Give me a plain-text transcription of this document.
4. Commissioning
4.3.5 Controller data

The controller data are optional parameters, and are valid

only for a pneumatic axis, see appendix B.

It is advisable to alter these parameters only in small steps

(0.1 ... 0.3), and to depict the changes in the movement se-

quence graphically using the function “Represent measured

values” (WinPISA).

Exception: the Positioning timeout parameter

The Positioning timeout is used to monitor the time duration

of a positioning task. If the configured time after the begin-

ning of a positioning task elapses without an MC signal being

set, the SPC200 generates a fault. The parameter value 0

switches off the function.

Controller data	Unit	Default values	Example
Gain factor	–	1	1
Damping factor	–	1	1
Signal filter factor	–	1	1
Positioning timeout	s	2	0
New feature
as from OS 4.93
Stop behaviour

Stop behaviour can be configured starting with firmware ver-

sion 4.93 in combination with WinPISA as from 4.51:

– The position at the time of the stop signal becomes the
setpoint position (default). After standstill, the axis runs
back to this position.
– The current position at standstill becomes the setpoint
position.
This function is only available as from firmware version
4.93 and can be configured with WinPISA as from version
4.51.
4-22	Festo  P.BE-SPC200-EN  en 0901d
□ □ □ □ □
# What you have to do
Where does the word "firmware" appear in the listing? List each line that holds it.

# Result for this task
Stop behaviour can be configured starting with firmware ver-
This function is only available as from firmware version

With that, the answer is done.